• _Work instructions_
Quote word for word the lines starting at the line with "Serialize everything readable" and ending at the final line of the entries. Leave out any pictures.

• _Dataset_
_ _ _ _

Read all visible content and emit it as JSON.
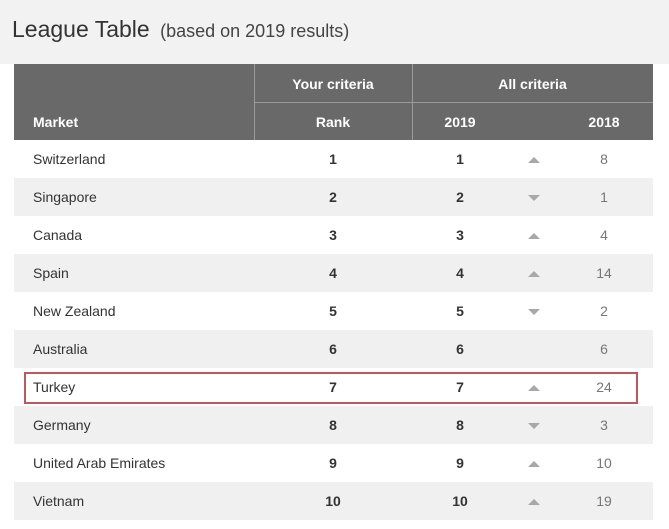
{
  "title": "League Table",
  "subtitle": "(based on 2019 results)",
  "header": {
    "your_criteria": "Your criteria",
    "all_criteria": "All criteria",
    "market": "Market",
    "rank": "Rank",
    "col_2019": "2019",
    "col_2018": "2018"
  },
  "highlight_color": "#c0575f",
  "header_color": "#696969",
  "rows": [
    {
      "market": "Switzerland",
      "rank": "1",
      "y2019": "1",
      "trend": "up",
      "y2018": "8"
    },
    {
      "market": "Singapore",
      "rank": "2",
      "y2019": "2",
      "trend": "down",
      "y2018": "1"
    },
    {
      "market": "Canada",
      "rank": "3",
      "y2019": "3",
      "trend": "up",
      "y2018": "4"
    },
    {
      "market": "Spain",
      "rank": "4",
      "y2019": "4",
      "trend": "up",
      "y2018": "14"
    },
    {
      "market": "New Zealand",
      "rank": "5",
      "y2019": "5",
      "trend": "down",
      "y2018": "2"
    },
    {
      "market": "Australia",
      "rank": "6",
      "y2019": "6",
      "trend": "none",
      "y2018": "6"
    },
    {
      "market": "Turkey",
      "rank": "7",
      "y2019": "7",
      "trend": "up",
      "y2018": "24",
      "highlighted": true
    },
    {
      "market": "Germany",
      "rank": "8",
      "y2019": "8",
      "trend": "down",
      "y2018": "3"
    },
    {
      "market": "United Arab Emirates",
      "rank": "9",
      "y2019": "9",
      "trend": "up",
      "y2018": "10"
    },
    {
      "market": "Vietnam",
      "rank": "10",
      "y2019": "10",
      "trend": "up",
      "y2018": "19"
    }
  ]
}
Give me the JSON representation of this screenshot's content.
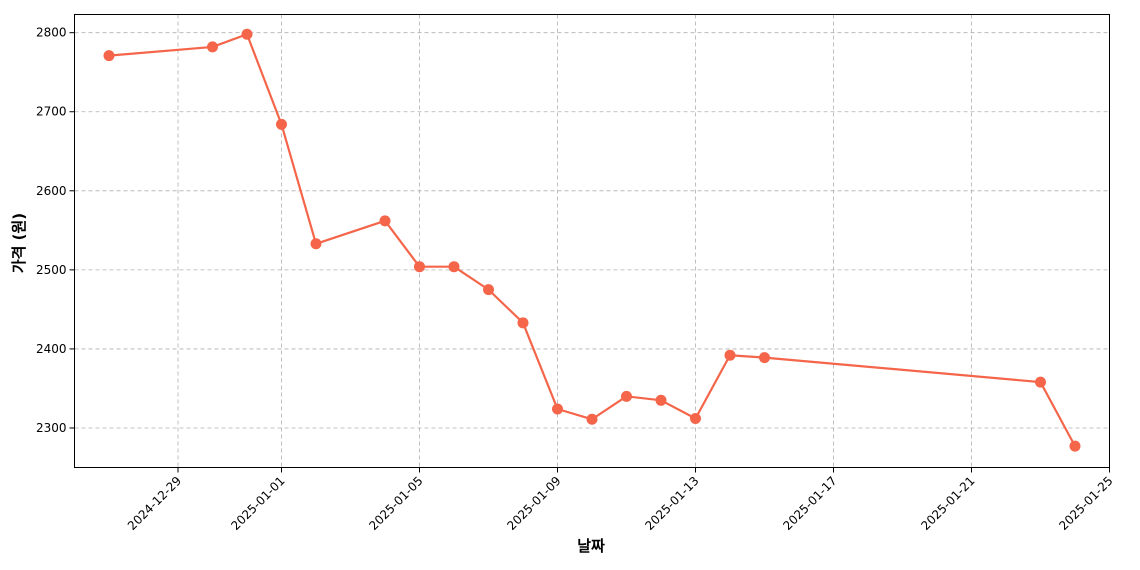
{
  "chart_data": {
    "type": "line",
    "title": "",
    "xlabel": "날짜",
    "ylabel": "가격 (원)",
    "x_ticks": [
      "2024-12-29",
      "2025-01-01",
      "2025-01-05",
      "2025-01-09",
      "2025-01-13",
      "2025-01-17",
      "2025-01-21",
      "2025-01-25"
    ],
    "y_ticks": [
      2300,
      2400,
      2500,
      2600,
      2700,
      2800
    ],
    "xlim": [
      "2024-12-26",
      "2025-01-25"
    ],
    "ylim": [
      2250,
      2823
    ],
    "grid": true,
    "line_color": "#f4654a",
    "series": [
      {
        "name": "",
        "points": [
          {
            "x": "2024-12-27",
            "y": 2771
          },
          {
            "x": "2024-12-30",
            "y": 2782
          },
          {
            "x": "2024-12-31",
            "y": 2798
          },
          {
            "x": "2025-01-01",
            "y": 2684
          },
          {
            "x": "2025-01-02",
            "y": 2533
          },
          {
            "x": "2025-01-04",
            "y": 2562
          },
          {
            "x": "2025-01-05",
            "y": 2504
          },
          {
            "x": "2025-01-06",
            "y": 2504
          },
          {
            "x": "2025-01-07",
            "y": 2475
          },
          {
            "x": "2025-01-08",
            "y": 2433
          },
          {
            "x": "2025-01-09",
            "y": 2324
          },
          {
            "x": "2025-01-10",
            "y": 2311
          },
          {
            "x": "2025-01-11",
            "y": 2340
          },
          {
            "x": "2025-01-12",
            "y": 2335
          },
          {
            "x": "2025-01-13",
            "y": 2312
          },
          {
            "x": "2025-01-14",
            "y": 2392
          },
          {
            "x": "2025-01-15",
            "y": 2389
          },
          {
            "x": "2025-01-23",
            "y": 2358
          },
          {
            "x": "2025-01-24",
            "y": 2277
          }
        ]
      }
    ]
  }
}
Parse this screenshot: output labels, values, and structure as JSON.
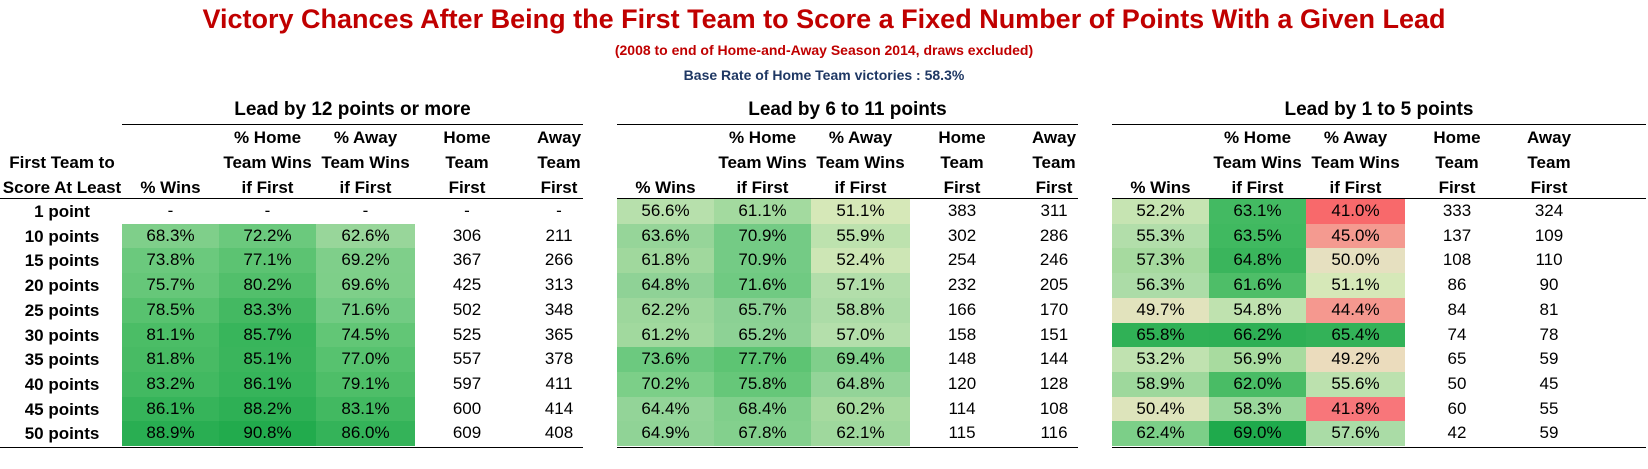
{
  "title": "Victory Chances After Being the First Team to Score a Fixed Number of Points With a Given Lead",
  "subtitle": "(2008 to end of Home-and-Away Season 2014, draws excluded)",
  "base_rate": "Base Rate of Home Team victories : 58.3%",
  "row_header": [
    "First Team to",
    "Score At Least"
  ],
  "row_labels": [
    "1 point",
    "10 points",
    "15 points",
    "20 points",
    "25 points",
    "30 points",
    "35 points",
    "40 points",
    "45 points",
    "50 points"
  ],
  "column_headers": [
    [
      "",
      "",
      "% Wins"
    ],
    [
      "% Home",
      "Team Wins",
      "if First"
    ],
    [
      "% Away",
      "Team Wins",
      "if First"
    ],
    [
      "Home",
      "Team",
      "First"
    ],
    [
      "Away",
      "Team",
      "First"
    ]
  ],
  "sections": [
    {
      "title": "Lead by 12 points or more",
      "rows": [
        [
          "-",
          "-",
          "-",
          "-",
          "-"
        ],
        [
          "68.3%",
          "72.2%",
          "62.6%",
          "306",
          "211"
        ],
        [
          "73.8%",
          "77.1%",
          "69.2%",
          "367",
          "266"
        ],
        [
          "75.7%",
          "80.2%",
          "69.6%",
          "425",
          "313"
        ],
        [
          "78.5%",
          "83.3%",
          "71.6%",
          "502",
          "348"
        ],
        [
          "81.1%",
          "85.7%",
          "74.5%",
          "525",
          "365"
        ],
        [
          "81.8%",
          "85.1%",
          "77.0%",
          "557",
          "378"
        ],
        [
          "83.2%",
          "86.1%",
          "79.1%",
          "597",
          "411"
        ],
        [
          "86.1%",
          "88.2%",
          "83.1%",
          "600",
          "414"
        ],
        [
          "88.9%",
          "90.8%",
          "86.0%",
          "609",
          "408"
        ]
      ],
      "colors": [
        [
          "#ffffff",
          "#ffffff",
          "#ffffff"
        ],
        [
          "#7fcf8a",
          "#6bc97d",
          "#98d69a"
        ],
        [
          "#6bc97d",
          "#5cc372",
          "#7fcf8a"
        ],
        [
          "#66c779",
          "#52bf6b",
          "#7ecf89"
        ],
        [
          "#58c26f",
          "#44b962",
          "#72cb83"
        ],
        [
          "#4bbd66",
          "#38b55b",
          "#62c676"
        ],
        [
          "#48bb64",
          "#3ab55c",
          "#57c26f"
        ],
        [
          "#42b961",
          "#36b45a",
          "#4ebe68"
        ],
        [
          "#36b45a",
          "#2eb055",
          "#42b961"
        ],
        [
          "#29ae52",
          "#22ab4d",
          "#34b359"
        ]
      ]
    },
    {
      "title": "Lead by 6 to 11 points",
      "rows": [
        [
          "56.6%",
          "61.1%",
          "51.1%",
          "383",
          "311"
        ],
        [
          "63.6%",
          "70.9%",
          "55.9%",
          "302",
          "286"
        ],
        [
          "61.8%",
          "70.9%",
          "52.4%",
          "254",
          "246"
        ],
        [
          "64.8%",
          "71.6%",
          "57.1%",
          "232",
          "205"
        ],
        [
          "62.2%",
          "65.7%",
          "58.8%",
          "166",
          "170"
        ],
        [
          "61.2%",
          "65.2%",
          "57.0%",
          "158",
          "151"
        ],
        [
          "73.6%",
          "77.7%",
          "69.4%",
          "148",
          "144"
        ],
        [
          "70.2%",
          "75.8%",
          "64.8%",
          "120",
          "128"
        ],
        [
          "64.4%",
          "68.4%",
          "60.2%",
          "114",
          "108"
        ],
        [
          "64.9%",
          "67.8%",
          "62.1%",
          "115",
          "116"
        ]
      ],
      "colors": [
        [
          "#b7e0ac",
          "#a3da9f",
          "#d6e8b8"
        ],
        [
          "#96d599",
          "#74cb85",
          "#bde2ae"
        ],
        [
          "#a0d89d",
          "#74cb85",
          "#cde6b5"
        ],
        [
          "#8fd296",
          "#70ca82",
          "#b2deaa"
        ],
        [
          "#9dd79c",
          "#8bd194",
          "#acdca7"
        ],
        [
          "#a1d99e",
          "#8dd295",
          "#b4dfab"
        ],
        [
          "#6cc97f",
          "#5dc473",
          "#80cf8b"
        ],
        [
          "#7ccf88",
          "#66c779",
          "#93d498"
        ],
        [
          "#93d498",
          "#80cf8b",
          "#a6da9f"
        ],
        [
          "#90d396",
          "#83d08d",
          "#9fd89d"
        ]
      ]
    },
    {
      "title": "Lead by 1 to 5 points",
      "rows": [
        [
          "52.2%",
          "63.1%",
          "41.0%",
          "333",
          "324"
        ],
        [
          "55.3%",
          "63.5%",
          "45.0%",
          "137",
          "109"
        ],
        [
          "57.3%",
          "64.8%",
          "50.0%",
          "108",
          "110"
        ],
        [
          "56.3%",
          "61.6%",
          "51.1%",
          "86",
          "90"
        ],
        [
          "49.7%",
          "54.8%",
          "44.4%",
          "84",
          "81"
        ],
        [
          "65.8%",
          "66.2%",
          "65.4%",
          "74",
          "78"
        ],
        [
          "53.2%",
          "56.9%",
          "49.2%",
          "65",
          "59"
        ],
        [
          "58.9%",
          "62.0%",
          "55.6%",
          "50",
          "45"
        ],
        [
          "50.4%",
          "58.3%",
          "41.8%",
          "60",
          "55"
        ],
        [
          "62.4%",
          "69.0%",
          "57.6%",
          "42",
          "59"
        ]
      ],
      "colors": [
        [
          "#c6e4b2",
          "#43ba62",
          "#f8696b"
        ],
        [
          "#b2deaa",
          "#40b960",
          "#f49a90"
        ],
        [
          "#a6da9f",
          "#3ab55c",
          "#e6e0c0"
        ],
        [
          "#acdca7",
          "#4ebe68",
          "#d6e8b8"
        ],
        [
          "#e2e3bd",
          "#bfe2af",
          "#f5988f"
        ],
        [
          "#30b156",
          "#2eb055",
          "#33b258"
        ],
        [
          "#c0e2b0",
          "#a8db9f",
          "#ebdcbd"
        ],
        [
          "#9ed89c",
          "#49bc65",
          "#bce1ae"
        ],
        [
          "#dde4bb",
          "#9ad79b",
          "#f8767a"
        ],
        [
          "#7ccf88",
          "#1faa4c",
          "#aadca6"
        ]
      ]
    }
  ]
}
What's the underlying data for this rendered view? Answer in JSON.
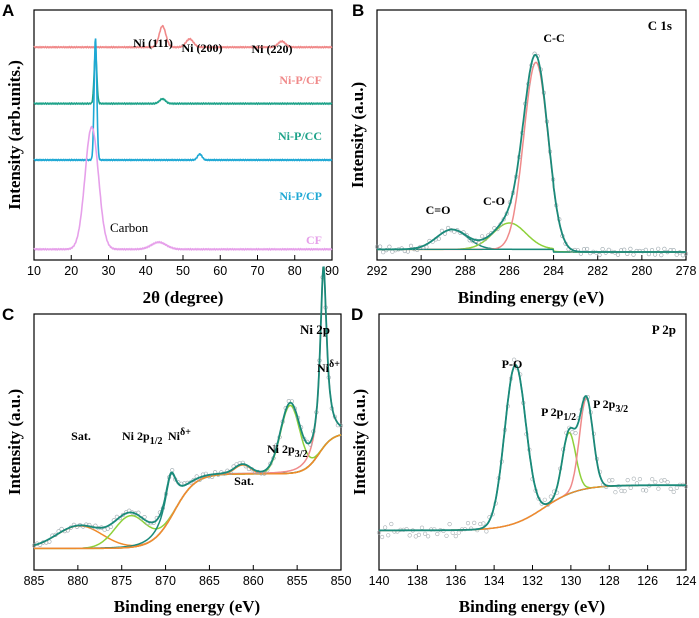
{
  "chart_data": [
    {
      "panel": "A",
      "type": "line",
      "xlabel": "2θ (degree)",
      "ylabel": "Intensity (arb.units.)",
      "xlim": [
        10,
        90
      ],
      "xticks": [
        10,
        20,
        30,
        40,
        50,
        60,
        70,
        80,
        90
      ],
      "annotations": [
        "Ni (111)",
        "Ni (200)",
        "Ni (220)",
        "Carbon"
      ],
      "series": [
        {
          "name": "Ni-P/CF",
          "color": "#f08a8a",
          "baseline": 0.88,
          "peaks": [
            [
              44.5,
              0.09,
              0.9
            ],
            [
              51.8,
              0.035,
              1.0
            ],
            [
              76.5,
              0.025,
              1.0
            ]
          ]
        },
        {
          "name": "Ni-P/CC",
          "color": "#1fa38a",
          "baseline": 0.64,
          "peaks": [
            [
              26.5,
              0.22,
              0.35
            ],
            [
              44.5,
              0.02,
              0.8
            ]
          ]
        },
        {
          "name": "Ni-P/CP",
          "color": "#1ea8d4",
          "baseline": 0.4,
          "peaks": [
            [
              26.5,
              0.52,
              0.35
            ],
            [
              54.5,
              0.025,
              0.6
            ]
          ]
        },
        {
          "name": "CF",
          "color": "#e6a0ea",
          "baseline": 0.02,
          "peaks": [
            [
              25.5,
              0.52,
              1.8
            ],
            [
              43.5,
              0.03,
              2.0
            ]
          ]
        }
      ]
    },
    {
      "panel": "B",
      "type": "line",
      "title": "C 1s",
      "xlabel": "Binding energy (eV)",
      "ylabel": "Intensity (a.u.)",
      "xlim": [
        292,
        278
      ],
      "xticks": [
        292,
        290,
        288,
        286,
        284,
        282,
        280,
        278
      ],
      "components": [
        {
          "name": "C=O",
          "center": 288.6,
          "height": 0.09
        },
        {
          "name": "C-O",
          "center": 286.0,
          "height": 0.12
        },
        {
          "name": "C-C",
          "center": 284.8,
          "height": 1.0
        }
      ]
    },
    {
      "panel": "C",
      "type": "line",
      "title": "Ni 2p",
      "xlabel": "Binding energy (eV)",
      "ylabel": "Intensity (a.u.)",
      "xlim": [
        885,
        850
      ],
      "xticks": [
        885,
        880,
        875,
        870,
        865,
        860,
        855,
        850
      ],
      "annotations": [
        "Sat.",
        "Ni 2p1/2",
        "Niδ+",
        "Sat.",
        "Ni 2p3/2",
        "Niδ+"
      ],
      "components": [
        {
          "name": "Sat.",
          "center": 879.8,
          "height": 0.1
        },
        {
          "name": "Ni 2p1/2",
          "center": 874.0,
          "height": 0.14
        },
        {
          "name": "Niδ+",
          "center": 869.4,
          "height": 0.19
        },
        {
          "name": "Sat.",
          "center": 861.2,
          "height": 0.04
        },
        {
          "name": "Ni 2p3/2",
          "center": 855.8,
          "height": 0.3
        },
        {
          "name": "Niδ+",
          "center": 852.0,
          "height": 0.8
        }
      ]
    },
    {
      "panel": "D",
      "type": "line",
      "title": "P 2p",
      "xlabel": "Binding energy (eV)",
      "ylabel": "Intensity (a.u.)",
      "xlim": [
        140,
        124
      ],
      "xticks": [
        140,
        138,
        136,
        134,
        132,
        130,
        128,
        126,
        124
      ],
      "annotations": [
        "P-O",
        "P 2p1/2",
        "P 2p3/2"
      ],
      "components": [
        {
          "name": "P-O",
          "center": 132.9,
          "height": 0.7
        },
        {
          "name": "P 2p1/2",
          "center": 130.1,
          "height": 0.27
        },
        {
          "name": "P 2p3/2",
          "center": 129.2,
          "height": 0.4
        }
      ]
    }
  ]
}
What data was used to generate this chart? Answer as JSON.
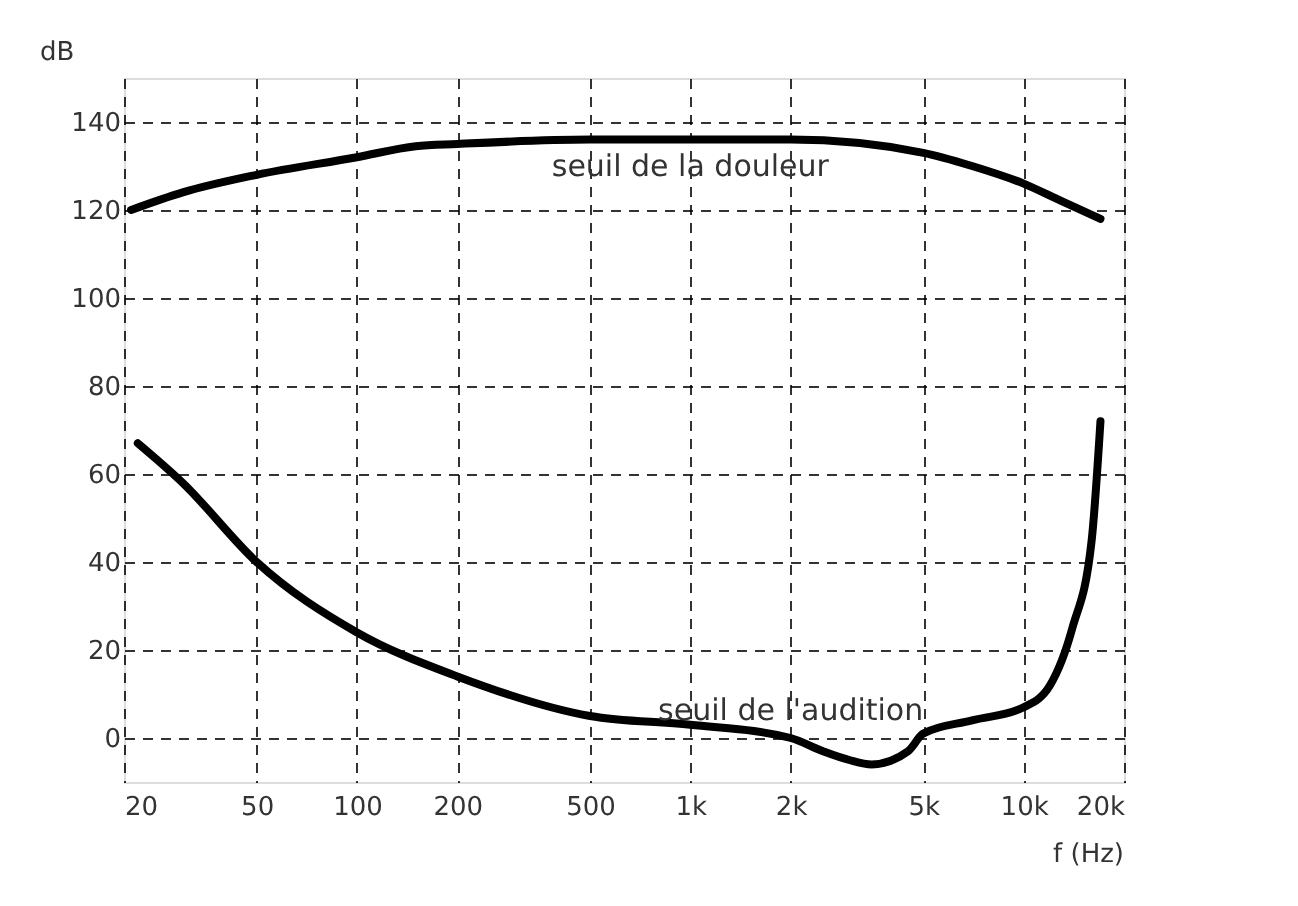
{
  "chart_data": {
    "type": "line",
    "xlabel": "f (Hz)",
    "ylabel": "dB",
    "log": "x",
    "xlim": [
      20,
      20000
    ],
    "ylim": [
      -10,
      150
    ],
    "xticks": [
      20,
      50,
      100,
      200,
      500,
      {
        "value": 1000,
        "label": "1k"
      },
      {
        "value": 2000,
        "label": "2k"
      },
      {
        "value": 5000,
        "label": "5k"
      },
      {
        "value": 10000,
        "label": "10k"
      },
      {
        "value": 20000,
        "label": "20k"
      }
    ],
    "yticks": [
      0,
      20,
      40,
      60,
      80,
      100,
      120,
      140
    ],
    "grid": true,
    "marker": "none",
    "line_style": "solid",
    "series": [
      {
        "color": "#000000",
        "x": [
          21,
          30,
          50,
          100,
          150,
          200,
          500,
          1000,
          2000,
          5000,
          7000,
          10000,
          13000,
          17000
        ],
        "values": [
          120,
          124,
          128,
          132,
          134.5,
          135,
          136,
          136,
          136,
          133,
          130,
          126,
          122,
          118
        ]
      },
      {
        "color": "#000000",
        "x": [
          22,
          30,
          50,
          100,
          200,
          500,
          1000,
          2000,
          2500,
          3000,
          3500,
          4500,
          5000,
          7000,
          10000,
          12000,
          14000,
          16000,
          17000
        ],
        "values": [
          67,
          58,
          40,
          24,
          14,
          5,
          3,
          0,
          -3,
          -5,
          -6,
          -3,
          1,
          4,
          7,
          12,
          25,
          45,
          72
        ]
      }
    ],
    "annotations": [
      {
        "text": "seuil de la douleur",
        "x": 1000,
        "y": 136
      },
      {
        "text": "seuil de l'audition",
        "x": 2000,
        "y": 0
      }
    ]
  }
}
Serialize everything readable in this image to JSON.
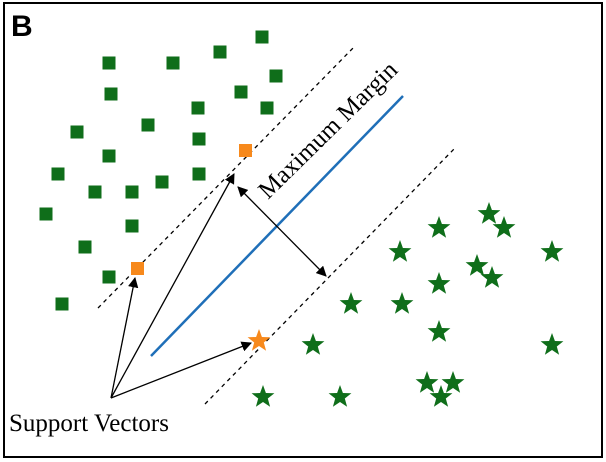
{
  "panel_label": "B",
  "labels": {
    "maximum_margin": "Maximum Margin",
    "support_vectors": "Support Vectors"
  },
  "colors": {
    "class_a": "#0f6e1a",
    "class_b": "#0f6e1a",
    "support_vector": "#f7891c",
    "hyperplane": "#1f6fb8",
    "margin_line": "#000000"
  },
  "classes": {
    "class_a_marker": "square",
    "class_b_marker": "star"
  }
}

_ _ _ _

• _Exercise solution_
Serialize everything readable in this image to JSON.
{
  "panel_label": "B",
  "labels": {
    "maximum_margin": "Maximum Margin",
    "support_vectors": "Support Vectors"
  },
  "colors": {
    "class_a": "#0f6e1a",
    "class_b": "#0f6e1a",
    "support_vector": "#f7891c",
    "hyperplane": "#1f6fb8",
    "margin_line": "#000000"
  },
  "classes": {
    "class_a_marker": "square",
    "class_b_marker": "star"
  }
}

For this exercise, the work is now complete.